» Required tasks
• 1. In the passage on sitagliptin and blood pressure, which home blood pressure reading showed no significant change with sitagliptin therapy?
• 2. Carry on the passage on sitagliptin and blood pressure from its final sentence.

» Supplied passage
=== Section Start ===
In the present study, we found that sitagliptin reduced office SBP and DBP from 6 months after the initiation of treatment. With regard to home BP, there was significant reduction of morning SBP and DBP. Evening DBP also showed a significant decrease with sitagliptin therapy, but there was no significant change of evening SBP. The baseline BMI of the study population was > 25 kg/m² and there were many obese patients, but BW and BMI did not change after 12 months of sitagliptin therapy, suggesting that its BP-lowering effect was not due to weight loss. In patients with type 2 diabetes, Na⁺ reabsorption by the proximal renal tubules is increased, which causes fluid retention and thereby hypertension. It was reported that Na⁺ excretion by the proximal tubule was increased and GFR declined when insulin-resistant obese male patients were treated with glucagon-like polypeptide-1 [11]. The activity of glucagon-like polypeptide-1 is enhanced by sitagliptin, which suppresses Na⁺ reabsorption from the proximal tubules via Na⁺/H⁺ exchanger isoform 3 and contributes to BP reduction [12]. In the present study, SBP and DBP were reduced and eGFR was significantly decreased from 6 months after initiation of sitagliptin therapy. If the BP-lowering effect of sitagliptin was associated with increased urinary Na⁺ excretion (Na diuresis), it should have been seen early in the treatment period, but SBP and DBP both decreased from 6 months onward. This finding suggests that the antihypertensive effect of sitagliptin may be exerted by a different mechanism rather than Na diuresis; however, urinary Na⁺ was not measured in our study, and we could not provide evidence for this hypothesis. Recently, Kim et al reported that glucagon-like polypeptide-1 was involved in Na diuresis through elevation of atrial natriuretic peptide levels in animals [13].
=== Section End ===
» Extracted information
=== Section Start ===
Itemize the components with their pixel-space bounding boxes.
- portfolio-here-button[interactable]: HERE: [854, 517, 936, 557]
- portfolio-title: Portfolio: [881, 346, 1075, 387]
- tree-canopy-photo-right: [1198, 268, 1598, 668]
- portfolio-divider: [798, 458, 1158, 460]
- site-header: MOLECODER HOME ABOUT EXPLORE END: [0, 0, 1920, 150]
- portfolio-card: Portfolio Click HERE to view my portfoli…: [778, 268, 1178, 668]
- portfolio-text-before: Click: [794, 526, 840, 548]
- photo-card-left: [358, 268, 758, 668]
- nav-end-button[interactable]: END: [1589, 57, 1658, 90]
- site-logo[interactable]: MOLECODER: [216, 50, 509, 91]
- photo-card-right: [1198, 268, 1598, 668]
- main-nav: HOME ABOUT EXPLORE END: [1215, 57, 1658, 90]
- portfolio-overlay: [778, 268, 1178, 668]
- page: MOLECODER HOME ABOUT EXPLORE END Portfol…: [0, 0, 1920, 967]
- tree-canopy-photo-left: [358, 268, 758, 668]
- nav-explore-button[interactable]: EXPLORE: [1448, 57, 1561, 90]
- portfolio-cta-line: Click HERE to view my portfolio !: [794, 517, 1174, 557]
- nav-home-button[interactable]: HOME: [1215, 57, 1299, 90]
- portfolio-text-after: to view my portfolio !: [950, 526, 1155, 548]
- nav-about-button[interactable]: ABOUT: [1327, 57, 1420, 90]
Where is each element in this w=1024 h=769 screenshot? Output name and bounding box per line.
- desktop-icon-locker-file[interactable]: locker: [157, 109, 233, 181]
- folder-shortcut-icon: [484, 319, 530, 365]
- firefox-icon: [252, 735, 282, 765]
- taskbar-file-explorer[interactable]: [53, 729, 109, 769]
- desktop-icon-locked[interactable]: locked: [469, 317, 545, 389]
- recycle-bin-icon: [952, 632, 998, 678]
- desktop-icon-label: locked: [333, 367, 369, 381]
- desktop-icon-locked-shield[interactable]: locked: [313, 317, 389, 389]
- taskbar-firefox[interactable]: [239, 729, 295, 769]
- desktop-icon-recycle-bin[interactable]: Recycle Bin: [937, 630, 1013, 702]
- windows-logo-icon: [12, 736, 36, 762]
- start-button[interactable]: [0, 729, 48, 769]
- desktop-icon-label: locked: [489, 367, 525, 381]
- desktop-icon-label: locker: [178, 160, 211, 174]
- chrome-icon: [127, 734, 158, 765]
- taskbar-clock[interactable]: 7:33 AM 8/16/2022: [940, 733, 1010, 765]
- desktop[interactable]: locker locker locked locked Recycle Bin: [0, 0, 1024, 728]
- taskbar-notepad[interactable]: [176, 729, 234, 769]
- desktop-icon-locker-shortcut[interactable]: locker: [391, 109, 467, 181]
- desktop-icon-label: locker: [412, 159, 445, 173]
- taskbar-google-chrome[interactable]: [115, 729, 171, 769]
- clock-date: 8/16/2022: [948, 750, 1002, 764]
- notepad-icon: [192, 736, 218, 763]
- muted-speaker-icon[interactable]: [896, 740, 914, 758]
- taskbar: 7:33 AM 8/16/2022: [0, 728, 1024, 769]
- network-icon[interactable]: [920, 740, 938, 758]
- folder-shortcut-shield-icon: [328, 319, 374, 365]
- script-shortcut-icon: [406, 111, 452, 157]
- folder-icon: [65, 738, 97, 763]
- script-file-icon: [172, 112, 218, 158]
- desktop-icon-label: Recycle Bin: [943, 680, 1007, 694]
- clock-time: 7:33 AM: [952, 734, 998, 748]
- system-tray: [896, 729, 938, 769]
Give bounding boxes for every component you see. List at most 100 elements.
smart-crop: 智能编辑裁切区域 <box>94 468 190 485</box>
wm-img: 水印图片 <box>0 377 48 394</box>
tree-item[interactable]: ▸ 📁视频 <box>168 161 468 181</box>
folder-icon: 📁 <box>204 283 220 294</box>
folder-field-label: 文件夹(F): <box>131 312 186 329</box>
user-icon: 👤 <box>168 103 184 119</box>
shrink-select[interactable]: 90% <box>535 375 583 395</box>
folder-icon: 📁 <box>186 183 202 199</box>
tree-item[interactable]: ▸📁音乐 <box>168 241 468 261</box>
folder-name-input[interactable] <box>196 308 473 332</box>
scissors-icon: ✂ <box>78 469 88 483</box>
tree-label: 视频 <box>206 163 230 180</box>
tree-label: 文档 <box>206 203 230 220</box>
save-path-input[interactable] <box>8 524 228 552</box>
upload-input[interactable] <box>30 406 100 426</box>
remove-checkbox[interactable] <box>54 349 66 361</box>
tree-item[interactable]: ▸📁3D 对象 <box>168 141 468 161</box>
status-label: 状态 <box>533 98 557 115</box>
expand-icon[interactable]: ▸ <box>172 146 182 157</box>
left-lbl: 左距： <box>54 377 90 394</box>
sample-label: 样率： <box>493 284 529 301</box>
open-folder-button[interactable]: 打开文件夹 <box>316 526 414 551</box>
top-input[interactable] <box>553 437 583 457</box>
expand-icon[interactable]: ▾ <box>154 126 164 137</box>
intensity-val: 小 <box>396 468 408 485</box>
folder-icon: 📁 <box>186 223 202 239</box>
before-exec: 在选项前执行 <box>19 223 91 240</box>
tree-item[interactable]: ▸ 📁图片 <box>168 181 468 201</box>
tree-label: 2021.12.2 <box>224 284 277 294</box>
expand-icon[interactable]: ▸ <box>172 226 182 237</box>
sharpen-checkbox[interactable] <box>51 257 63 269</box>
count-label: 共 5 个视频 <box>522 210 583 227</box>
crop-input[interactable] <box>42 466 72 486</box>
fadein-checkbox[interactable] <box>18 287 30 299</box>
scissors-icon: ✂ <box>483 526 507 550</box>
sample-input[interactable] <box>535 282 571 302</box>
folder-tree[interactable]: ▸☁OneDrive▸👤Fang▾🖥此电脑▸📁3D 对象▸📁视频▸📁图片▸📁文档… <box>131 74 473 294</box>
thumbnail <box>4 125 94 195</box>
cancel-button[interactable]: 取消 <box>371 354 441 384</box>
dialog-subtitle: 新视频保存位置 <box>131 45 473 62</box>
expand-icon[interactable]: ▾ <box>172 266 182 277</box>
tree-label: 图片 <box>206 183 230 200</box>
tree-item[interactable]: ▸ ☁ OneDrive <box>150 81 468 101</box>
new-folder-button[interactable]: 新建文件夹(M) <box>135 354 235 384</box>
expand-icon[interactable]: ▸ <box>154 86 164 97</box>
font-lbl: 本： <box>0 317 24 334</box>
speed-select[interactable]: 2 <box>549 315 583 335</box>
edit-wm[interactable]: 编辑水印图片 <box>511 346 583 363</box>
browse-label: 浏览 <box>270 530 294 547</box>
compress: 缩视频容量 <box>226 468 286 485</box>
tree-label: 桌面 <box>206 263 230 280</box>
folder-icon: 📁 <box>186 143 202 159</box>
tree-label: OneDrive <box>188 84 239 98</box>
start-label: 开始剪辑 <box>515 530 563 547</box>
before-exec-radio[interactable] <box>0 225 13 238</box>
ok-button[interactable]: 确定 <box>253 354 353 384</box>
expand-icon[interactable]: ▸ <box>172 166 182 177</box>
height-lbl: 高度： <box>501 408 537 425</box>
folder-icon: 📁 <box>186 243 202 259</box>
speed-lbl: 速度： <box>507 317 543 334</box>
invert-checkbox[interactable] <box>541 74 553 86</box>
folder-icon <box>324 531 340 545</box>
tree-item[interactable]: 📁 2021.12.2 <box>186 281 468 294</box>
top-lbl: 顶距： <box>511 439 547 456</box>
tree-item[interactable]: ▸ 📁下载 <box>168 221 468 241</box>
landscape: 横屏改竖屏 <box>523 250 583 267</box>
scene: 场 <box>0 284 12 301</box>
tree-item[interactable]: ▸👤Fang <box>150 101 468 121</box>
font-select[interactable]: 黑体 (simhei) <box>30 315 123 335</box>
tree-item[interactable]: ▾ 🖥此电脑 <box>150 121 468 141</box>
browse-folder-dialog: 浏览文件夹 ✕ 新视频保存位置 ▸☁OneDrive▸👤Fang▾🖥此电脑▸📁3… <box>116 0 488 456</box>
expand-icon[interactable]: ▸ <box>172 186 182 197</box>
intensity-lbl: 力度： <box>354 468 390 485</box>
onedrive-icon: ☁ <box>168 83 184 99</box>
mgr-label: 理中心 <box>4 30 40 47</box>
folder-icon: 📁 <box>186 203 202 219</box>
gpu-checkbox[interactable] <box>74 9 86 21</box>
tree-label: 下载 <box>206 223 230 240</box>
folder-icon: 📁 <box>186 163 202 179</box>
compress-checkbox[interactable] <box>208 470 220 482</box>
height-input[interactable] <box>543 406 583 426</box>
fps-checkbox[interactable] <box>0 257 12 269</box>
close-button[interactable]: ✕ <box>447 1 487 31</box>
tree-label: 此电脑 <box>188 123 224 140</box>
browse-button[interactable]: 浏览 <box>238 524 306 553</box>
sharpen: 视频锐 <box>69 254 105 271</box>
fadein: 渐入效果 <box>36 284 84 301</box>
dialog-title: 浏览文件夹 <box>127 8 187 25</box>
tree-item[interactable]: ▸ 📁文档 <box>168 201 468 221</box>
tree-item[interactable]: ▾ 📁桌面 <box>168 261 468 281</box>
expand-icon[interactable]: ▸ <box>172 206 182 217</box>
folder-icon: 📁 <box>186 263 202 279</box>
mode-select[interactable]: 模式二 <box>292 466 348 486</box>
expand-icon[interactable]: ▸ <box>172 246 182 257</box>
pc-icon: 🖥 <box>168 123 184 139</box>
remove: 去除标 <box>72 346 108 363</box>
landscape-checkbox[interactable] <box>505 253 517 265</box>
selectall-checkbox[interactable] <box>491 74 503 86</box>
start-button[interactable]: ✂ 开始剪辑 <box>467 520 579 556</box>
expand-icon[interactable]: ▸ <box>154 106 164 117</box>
=== Section End ===
» Responses per task
• 1. Evening systolic blood pressure (SBP)

• 2.
To improve outcomes for patients with diabetes, comprehensive control of BG, BP, and lipids is important, and suppressing urinary albumin excretion is also a key point. Several studies have demonstrated that sitagliptin decreases urinary albumin excretion [6-8], but the mechanism involved has not been clarified. Groop et al [14] reported that the urinary albumin-lowering effect of a similar drug (linagliptin) was not related to changes of BG or BP. On the other hand, Kawasaki et al [8] reported the changes of SBP and eGFR were prognostic indicators of the decrease in urinary albumin. In the present study, eGFR decreased slightly over time and urinary albumin excretion was reduced at 9 months after initiation of sitagliptin therapy. A decrease in eGFR due to sitagliptin therapy reflects a reduced functional intraglomerular pressure, and can be used as a clinical indicator that the treatment is likely to also reduce BP and urinary albumin.

In the present study, the maximum reduction of both office SBP (2.7 mm Hg) and office DBP (2.2 mm Hg) was noted after 6 months of sitagliptin therapy. The mean reduction of BP was small, in agreement with other reports on the BP-lowering effect of sitagliptin [5, 9]. According to a recent systematic review and meta-analysis [15], reduction of SBP by 10 mm Hg is associated with a 20% decrease in cardiovascular events and 13% decline in the all-cause death rate. Although the clinical implications of a slight reduction of BP by 2 - 3 mm Hg with sitagliptin therapy are not clear, an oral glucose-lowering agent that also has an antihypertensive effect should be desirable for suppressing cardiovascular events in diabetic patients with hypertension.

To the best of our knowledge, there have been no previous investigations into the effect of sitagliptin on home BP. We assessed home BP in the present study and found significant decreases in morning SBP, morning DBP, and evening DBP with sitagliptin treatment, but evening SBP did not change significantly throughout the 12-month study period. A possible explanation for this finding is that the baseline home BP levels were slightly lower than the office BP levels, since analysis of covariance showed that the baseline office SBP and DBP had an influence on the antihypertensive effect of sitagliptin therapy. That is, the antihypertensive effect of sitagliptin was stronger when the baseline BP was higher. Another possible factor is that home BP was not measured in a large enough number of patients.

This study had several limitations. First, it was a retrospective cohort investigation and the results were inevitably influenced by various confounders. A large-scale intervention study would be needed to confirm the relationship between sitagliptin and BP. Second, we did not measure urinary Na⁺ excretion, which means that we could not clearly explain the mechanism by which sitagliptin exhibits an antihypertensive effect. However, urinary Na⁺ excretion is influenced by dietary salt intake and other factors that confound the interpretation of changes in excretion caused by sitagliptin, if any.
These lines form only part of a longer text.